→ Exercise goal:
Spot each line that carries the word "hanno"; copy those lines.

■ ■ ■ ■ ■

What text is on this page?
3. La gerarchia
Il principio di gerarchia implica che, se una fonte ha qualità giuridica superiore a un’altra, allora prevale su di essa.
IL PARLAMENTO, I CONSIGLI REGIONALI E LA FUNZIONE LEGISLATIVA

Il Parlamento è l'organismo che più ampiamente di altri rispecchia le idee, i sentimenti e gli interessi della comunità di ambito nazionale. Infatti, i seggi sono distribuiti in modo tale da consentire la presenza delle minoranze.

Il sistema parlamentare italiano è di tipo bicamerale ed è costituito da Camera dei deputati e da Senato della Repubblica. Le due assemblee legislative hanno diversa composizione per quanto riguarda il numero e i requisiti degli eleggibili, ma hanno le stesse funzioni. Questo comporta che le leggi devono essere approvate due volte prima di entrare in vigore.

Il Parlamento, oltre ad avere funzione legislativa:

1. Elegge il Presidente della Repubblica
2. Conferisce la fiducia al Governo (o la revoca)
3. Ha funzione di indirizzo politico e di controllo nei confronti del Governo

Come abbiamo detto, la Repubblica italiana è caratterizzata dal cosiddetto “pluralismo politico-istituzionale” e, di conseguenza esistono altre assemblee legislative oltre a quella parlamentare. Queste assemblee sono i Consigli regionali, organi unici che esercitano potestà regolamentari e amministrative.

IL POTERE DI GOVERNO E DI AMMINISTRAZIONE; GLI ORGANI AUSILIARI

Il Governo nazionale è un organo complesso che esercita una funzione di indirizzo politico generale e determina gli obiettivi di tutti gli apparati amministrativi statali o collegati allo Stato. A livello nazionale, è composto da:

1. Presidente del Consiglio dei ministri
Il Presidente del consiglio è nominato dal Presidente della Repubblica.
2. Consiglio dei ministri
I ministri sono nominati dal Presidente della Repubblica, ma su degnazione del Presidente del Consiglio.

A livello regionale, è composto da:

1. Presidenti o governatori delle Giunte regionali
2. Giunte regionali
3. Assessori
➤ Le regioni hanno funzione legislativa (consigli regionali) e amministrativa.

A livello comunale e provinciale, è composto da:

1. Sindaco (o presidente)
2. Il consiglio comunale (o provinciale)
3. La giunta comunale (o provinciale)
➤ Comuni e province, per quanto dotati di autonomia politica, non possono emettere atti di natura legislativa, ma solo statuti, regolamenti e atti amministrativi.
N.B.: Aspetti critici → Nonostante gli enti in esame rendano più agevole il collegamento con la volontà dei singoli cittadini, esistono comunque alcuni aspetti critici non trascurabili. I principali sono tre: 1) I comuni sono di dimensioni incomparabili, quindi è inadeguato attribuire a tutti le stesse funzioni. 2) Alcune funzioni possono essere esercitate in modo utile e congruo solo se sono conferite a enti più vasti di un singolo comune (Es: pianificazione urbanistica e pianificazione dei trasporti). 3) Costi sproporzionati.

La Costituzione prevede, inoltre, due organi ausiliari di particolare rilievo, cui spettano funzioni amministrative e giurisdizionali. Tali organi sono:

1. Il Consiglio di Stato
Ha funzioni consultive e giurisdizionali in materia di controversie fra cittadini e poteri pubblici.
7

■ ■ ■ ■ ■

→ Solution for this exercise:
Il sistema parlamentare italiano è di tipo bicamerale ed è costituito da Camera dei deputati e da Senato della Repubblica. Le due assemblee legislative hanno diversa composizione per quanto riguarda il numero e i requisiti degli eleggibili, ma hanno le stesse funzioni. Questo comporta che le leggi devono essere approvate due volte prima di entrare in vigore.
➤ Le regioni hanno funzione legislativa (consigli regionali) e amministrativa.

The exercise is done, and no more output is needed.